_The problem_:
Return the data below with no changes. Start at its first line and stop after the line that contains "section2-region-r1-cell-14[interactable] [471,212,495,234]", including that line.

_Stored records_:
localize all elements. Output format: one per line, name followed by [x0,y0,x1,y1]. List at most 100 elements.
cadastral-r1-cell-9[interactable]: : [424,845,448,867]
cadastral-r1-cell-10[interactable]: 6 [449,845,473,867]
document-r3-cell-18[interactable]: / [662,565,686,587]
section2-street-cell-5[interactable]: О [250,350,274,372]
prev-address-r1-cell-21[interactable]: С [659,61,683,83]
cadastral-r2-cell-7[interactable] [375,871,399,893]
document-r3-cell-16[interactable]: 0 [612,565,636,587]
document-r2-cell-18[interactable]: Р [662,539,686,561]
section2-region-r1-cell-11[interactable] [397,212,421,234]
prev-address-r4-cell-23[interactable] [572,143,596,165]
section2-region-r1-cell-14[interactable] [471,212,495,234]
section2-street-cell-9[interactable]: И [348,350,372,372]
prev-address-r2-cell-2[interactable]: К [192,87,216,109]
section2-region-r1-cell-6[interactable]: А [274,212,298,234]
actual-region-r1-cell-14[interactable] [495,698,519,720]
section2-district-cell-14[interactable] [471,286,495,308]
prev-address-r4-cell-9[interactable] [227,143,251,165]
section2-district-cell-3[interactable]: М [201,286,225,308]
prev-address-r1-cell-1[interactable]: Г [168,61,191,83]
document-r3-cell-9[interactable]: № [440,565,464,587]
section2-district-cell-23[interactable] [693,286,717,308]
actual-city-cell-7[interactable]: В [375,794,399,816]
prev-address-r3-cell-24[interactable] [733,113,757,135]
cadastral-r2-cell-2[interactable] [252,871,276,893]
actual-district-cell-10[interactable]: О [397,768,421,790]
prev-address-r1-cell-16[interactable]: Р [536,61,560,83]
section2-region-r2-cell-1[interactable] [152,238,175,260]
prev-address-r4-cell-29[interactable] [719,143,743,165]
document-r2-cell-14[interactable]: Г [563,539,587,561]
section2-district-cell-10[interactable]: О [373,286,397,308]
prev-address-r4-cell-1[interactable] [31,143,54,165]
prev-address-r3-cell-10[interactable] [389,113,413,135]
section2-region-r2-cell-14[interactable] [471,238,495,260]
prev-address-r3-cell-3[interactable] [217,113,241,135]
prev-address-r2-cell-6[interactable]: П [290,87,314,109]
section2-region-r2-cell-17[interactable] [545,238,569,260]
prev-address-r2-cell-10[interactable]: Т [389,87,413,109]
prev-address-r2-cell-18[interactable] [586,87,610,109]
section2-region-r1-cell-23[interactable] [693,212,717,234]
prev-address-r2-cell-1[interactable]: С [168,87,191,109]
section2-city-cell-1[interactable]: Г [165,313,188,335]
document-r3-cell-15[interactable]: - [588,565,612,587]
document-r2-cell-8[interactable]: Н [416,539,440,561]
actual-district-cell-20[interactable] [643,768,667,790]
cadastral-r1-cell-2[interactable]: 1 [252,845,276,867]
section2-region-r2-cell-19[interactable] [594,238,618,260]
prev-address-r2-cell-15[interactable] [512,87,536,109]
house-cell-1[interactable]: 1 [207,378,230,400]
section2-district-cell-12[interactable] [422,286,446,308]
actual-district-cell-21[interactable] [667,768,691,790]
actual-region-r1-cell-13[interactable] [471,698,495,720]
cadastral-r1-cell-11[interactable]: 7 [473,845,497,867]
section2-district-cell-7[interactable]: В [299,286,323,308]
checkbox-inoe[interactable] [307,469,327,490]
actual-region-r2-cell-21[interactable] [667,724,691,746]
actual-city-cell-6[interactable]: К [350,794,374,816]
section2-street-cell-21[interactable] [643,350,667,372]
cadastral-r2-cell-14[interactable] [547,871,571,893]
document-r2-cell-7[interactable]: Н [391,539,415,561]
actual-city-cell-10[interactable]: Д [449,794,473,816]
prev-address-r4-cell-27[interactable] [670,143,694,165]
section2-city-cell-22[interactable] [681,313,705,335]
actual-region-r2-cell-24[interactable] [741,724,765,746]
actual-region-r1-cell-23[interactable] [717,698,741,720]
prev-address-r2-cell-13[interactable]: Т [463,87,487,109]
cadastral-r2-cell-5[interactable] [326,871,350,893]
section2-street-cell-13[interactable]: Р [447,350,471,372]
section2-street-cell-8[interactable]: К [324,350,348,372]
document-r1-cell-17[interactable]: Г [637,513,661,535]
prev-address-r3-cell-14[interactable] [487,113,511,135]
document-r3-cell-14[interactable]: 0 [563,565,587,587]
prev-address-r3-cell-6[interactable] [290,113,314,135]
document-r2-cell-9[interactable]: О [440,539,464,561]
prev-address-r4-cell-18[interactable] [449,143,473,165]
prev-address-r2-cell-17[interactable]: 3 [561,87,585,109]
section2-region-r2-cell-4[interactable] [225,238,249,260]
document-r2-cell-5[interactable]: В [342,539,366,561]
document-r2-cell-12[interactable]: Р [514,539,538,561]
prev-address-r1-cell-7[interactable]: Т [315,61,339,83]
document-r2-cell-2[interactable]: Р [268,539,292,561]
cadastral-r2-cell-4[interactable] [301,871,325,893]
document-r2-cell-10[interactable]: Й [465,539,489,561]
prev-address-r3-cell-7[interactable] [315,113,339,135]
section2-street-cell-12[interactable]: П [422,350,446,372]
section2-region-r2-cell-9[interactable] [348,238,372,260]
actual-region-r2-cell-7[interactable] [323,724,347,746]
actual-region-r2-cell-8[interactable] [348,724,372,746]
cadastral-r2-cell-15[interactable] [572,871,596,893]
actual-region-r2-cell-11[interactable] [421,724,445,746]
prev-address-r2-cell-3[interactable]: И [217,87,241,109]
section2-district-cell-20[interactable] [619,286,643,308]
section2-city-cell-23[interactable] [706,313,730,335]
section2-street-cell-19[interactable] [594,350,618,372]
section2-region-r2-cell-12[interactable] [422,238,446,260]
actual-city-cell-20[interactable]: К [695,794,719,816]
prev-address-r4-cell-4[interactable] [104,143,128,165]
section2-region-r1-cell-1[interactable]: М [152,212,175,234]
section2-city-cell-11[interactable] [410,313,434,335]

_Response below_:
localize all elements. Output format: one per line, name followed by [x0,y0,x1,y1]. List at most 100 elements.
cadastral-r1-cell-9[interactable]: : [424,845,448,867]
cadastral-r1-cell-10[interactable]: 6 [449,845,473,867]
document-r3-cell-18[interactable]: / [662,565,686,587]
section2-street-cell-5[interactable]: О [250,350,274,372]
prev-address-r1-cell-21[interactable]: С [659,61,683,83]
cadastral-r2-cell-7[interactable] [375,871,399,893]
document-r3-cell-16[interactable]: 0 [612,565,636,587]
document-r2-cell-18[interactable]: Р [662,539,686,561]
section2-region-r1-cell-11[interactable] [397,212,421,234]
prev-address-r4-cell-23[interactable] [572,143,596,165]
section2-region-r1-cell-14[interactable] [471,212,495,234]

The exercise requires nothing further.